Material to process start
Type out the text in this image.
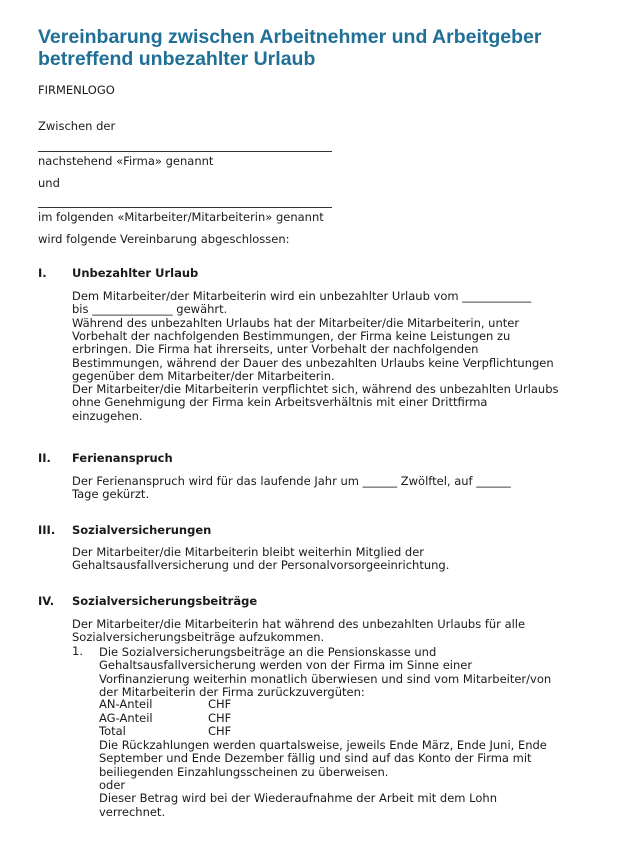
Vereinbarung zwischen Arbeitnehmer und Arbeitgeber betreffend unbezahlter Urlaub
FIRMENLOGO
Zwischen der
nachstehend «Firma» genannt
und
im folgenden «Mitarbeiter/Mitarbeiterin» genannt
wird folgende Vereinbarung abgeschlossen:
I. Unbezahlter Urlaub
Dem Mitarbeiter/der Mitarbeiterin wird ein unbezahlter Urlaub vom ____________
bis ______________ gewährt.
Während des unbezahlten Urlaubs hat der Mitarbeiter/die Mitarbeiterin, unter
Vorbehalt der nachfolgenden Bestimmungen, der Firma keine Leistungen zu
erbringen. Die Firma hat ihrerseits, unter Vorbehalt der nachfolgenden
Bestimmungen, während der Dauer des unbezahlten Urlaubs keine Verpflichtungen
gegenüber dem Mitarbeiter/der Mitarbeiterin.
Der Mitarbeiter/die Mitarbeiterin verpflichtet sich, während des unbezahlten Urlaubs
ohne Genehmigung der Firma kein Arbeitsverhältnis mit einer Drittfirma
einzugehen.
II. Ferienanspruch
Der Ferienanspruch wird für das laufende Jahr um ______ Zwölftel, auf ______
Tage gekürzt.
III. Sozialversicherungen
Der Mitarbeiter/die Mitarbeiterin bleibt weiterhin Mitglied der
Gehaltsausfallversicherung und der Personalvorsorgeeinrichtung.
IV. Sozialversicherungsbeiträge
Der Mitarbeiter/die Mitarbeiterin hat während des unbezahlten Urlaubs für alle
Sozialversicherungsbeiträge aufzukommen.
1. Die Sozialversicherungsbeiträge an die Pensionskasse und
Gehaltsausfallversicherung werden von der Firma im Sinne einer
Vorfinanzierung weiterhin monatlich überwiesen und sind vom Mitarbeiter/von
der Mitarbeiterin der Firma zurückzuvergüten:
AN-Anteil	CHF
AG-Anteil	CHF
Total	CHF
Die Rückzahlungen werden quartalsweise, jeweils Ende März, Ende Juni, Ende
September und Ende Dezember fällig und sind auf das Konto der Firma mit
beiliegenden Einzahlungsscheinen zu überweisen.
oder
Dieser Betrag wird bei der Wiederaufnahme der Arbeit mit dem Lohn
verrechnet.
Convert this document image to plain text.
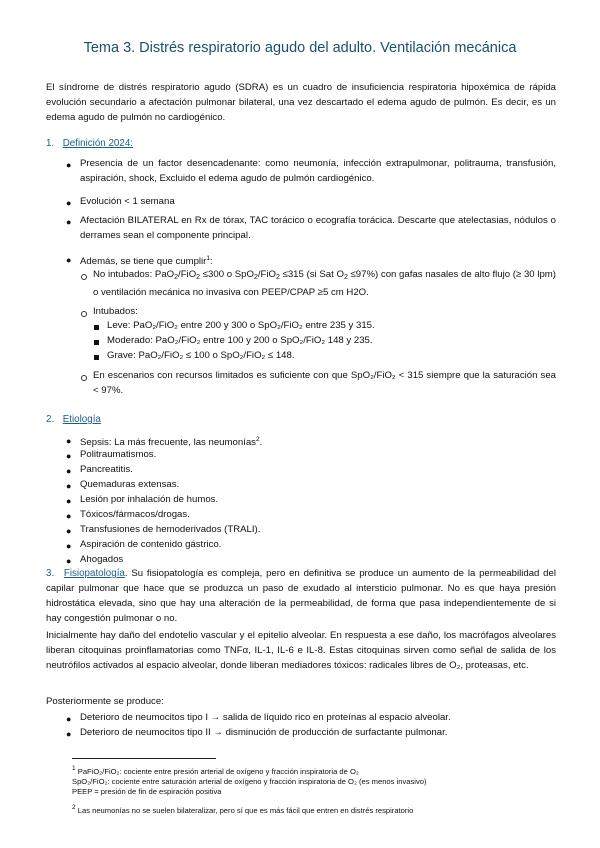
Tema 3. Distrés respiratorio agudo del adulto. Ventilación mecánica
El síndrome de distrés respiratorio agudo (SDRA) es un cuadro de insuficiencia respiratoria hipoxémica de rápida evolución secundario a afectación pulmonar bilateral, una vez descartado el edema agudo de pulmón. Es decir, es un edema agudo de pulmón no cardiogénico.
1. Definición 2024:
● Presencia de un factor desencadenante: como neumonía, infección extrapulmonar, politrauma, transfusión, aspiración, shock, Excluido el edema agudo de pulmón cardiogénico.
● Evolución < 1 semana
● Afectación BILATERAL en Rx de tórax, TAC torácico o ecografía torácica. Descarte que atelectasias, nódulos o derrames sean el componente principal.
● Además, se tiene que cumplir$^1$:
No intubados: PaO$_2$/FiO$_2$ ≤300 o SpO$_2$/FiO$_2$ ≤315 (si Sat $O_2 \le 97\%$) con gafas nasales de alto flujo (≥ 30 lpm) o ventilación mecánica no invasiva con PEEP/CPAP ≥5 cm H2O.
Intubados:
Leve: PaO₂/FiO₂ entre 200 y 300 o SpO₂/FiO₂ entre 235 y 315.
Moderado: PaO₂/FiO₂ entre 100 y 200 o SpO₂/FiO₂ 148 y 235.
Grave: PaO₂/FiO₂ ≤ 100 o SpO₂/FiO₂ ≤ 148.
En escenarios con recursos limitados es suficiente con que SpO₂/FiO₂ < 315 siempre que la saturación sea < 97%.
2. Etiología
● Sepsis: La más frecuente, las neumonías$^2$.
● Politraumatismos.
● Pancreatitis.
● Quemaduras extensas.
● Lesión por inhalación de humos.
● Tóxicos/fármacos/drogas.
● Transfusiones de hemoderivados (TRALI).
● Aspiración de contenido gástrico.
● Ahogados
3. Fisiopatología. Su fisiopatología es compleja, pero en definitiva se produce un aumento de la permeabilidad del capilar pulmonar que hace que se produzca un paso de exudado al intersticio pulmonar. No es que haya presión hidrostática elevada, sino que hay una alteración de la permeabilidad, de forma que pasa independientemente de si hay congestión pulmonar o no.
Inicialmente hay daño del endotelio vascular y el epitelio alveolar. En respuesta a ese daño, los macrófagos alveolares liberan citoquinas proinflamatorias como TNFα, IL-1, IL-6 e IL-8. Estas citoquinas sirven como señal de salida de los neutrófilos activados al espacio alveolar, donde liberan mediadores tóxicos: radicales libres de O₂, proteasas, etc.
Posteriormente se produce:
● Deterioro de neumocitos tipo I → salida de líquido rico en proteínas al espacio alveolar.
● Deterioro de neumocitos tipo II → disminución de producción de surfactante pulmonar.
$^1$ PaFiO₂/FiO₂: cociente entre presión arterial de oxígeno y fracción inspiratoria de O₂
SpO₂/FiO₂: cociente entre saturación arterial de oxígeno y fracción inspiratoria de O₂ (es menos invasivo)
PEEP = presión de fin de espiración positiva
$^2$ Las neumonías no se suelen bilateralizar, pero sí que es más fácil que entren en distrés respiratorio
Material to process end
_What you have to do:_ Output all the records, word for word, with no pictures in the copy.

_Output for this task:_
Type out the text in this image.
Vereinbarung zwischen Arbeitnehmer und Arbeitgeber betreffend unbezahlter Urlaub
FIRMENLOGO
Zwischen der
nachstehend «Firma» genannt
und
im folgenden «Mitarbeiter/Mitarbeiterin» genannt
wird folgende Vereinbarung abgeschlossen:
I. Unbezahlter Urlaub
Dem Mitarbeiter/der Mitarbeiterin wird ein unbezahlter Urlaub vom ____________
bis ______________ gewährt.
Während des unbezahlten Urlaubs hat der Mitarbeiter/die Mitarbeiterin, unter
Vorbehalt der nachfolgenden Bestimmungen, der Firma keine Leistungen zu
erbringen. Die Firma hat ihrerseits, unter Vorbehalt der nachfolgenden
Bestimmungen, während der Dauer des unbezahlten Urlaubs keine Verpflichtungen
gegenüber dem Mitarbeiter/der Mitarbeiterin.
Der Mitarbeiter/die Mitarbeiterin verpflichtet sich, während des unbezahlten Urlaubs
ohne Genehmigung der Firma kein Arbeitsverhältnis mit einer Drittfirma
einzugehen.
II. Ferienanspruch
Der Ferienanspruch wird für das laufende Jahr um ______ Zwölftel, auf ______
Tage gekürzt.
III. Sozialversicherungen
Der Mitarbeiter/die Mitarbeiterin bleibt weiterhin Mitglied der
Gehaltsausfallversicherung und der Personalvorsorgeeinrichtung.
IV. Sozialversicherungsbeiträge
Der Mitarbeiter/die Mitarbeiterin hat während des unbezahlten Urlaubs für alle
Sozialversicherungsbeiträge aufzukommen.
1. Die Sozialversicherungsbeiträge an die Pensionskasse und
Gehaltsausfallversicherung werden von der Firma im Sinne einer
Vorfinanzierung weiterhin monatlich überwiesen und sind vom Mitarbeiter/von
der Mitarbeiterin der Firma zurückzuvergüten:
AN-Anteil	CHF
AG-Anteil	CHF
Total	CHF
Die Rückzahlungen werden quartalsweise, jeweils Ende März, Ende Juni, Ende
September und Ende Dezember fällig und sind auf das Konto der Firma mit
beiliegenden Einzahlungsscheinen zu überweisen.
oder
Dieser Betrag wird bei der Wiederaufnahme der Arbeit mit dem Lohn
verrechnet.
Convert this document image to plain text.
Tema 3. Distrés respiratorio agudo del adulto. Ventilación mecánica
El síndrome de distrés respiratorio agudo (SDRA) es un cuadro de insuficiencia respiratoria hipoxémica de rápida evolución secundario a afectación pulmonar bilateral, una vez descartado el edema agudo de pulmón. Es decir, es un edema agudo de pulmón no cardiogénico.
1. Definición 2024:
● Presencia de un factor desencadenante: como neumonía, infección extrapulmonar, politrauma, transfusión, aspiración, shock, Excluido el edema agudo de pulmón cardiogénico.
● Evolución < 1 semana
● Afectación BILATERAL en Rx de tórax, TAC torácico o ecografía torácica. Descarte que atelectasias, nódulos o derrames sean el componente principal.
● Además, se tiene que cumplir$^1$:
No intubados: PaO$_2$/FiO$_2$ ≤300 o SpO$_2$/FiO$_2$ ≤315 (si Sat $O_2 \le 97\%$) con gafas nasales de alto flujo (≥ 30 lpm) o ventilación mecánica no invasiva con PEEP/CPAP ≥5 cm H2O.
Intubados:
Leve: PaO₂/FiO₂ entre 200 y 300 o SpO₂/FiO₂ entre 235 y 315.
Moderado: PaO₂/FiO₂ entre 100 y 200 o SpO₂/FiO₂ 148 y 235.
Grave: PaO₂/FiO₂ ≤ 100 o SpO₂/FiO₂ ≤ 148.
En escenarios con recursos limitados es suficiente con que SpO₂/FiO₂ < 315 siempre que la saturación sea < 97%.
2. Etiología
● Sepsis: La más frecuente, las neumonías$^2$.
● Politraumatismos.
● Pancreatitis.
● Quemaduras extensas.
● Lesión por inhalación de humos.
● Tóxicos/fármacos/drogas.
● Transfusiones de hemoderivados (TRALI).
● Aspiración de contenido gástrico.
● Ahogados
3. Fisiopatología. Su fisiopatología es compleja, pero en definitiva se produce un aumento de la permeabilidad del capilar pulmonar que hace que se produzca un paso de exudado al intersticio pulmonar. No es que haya presión hidrostática elevada, sino que hay una alteración de la permeabilidad, de forma que pasa independientemente de si hay congestión pulmonar o no.
Inicialmente hay daño del endotelio vascular y el epitelio alveolar. En respuesta a ese daño, los macrófagos alveolares liberan citoquinas proinflamatorias como TNFα, IL-1, IL-6 e IL-8. Estas citoquinas sirven como señal de salida de los neutrófilos activados al espacio alveolar, donde liberan mediadores tóxicos: radicales libres de O₂, proteasas, etc.
Posteriormente se produce:
● Deterioro de neumocitos tipo I → salida de líquido rico en proteínas al espacio alveolar.
● Deterioro de neumocitos tipo II → disminución de producción de surfactante pulmonar.
$^1$ PaFiO₂/FiO₂: cociente entre presión arterial de oxígeno y fracción inspiratoria de O₂
SpO₂/FiO₂: cociente entre saturación arterial de oxígeno y fracción inspiratoria de O₂ (es menos invasivo)
PEEP = presión de fin de espiración positiva
$^2$ Las neumonías no se suelen bilateralizar, pero sí que es más fácil que entren en distrés respiratorio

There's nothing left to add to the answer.